-- Start --

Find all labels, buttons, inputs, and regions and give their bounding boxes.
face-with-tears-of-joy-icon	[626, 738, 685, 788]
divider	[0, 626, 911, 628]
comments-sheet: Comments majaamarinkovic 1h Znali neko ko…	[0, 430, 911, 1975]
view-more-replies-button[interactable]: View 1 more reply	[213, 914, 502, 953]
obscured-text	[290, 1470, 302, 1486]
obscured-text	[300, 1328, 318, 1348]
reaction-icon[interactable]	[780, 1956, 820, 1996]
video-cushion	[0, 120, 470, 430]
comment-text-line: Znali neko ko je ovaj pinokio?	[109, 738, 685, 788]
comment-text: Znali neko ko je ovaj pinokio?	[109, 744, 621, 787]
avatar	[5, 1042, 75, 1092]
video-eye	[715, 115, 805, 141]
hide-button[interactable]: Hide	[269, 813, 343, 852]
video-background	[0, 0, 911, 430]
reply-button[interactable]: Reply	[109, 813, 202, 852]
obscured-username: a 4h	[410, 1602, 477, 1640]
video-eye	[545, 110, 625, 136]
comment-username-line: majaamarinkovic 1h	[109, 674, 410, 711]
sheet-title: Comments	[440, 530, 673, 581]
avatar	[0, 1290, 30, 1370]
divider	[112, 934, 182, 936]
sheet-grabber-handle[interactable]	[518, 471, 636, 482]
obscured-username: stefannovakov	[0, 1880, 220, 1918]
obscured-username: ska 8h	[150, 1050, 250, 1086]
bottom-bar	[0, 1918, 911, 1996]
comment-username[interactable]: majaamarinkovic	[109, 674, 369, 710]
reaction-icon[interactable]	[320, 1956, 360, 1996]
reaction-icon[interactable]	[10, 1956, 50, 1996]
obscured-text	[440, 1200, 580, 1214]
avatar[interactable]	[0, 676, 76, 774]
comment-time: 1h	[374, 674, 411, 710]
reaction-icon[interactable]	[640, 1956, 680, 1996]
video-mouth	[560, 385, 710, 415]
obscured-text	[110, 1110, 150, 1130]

-- End --

→ **Directive**: Rewrite all of the lines above, substituting "masked-text" for each occurrence of "obscured-text" and leaving everything else unchanged.

→ **Task result**:
Find all labels, buttons, inputs, and regions and give their bounding boxes.
face-with-tears-of-joy-icon	[626, 738, 685, 788]
divider	[0, 626, 911, 628]
comments-sheet: Comments majaamarinkovic 1h Znali neko ko…	[0, 430, 911, 1975]
view-more-replies-button[interactable]: View 1 more reply	[213, 914, 502, 953]
masked-text	[290, 1470, 302, 1486]
masked-text	[300, 1328, 318, 1348]
reaction-icon[interactable]	[780, 1956, 820, 1996]
video-cushion	[0, 120, 470, 430]
comment-text-line: Znali neko ko je ovaj pinokio?	[109, 738, 685, 788]
comment-text: Znali neko ko je ovaj pinokio?	[109, 744, 621, 787]
avatar	[5, 1042, 75, 1092]
video-eye	[715, 115, 805, 141]
hide-button[interactable]: Hide	[269, 813, 343, 852]
video-background	[0, 0, 911, 430]
reply-button[interactable]: Reply	[109, 813, 202, 852]
obscured-username: a 4h	[410, 1602, 477, 1640]
video-eye	[545, 110, 625, 136]
comment-username-line: majaamarinkovic 1h	[109, 674, 410, 711]
sheet-title: Comments	[440, 530, 673, 581]
avatar	[0, 1290, 30, 1370]
divider	[112, 934, 182, 936]
sheet-grabber-handle[interactable]	[518, 471, 636, 482]
obscured-username: stefannovakov	[0, 1880, 220, 1918]
obscured-username: ska 8h	[150, 1050, 250, 1086]
bottom-bar	[0, 1918, 911, 1996]
comment-username[interactable]: majaamarinkovic	[109, 674, 369, 710]
reaction-icon[interactable]	[320, 1956, 360, 1996]
reaction-icon[interactable]	[10, 1956, 50, 1996]
masked-text	[440, 1200, 580, 1214]
avatar[interactable]	[0, 676, 76, 774]
comment-time: 1h	[374, 674, 411, 710]
reaction-icon[interactable]	[640, 1956, 680, 1996]
video-mouth	[560, 385, 710, 415]
masked-text	[110, 1110, 150, 1130]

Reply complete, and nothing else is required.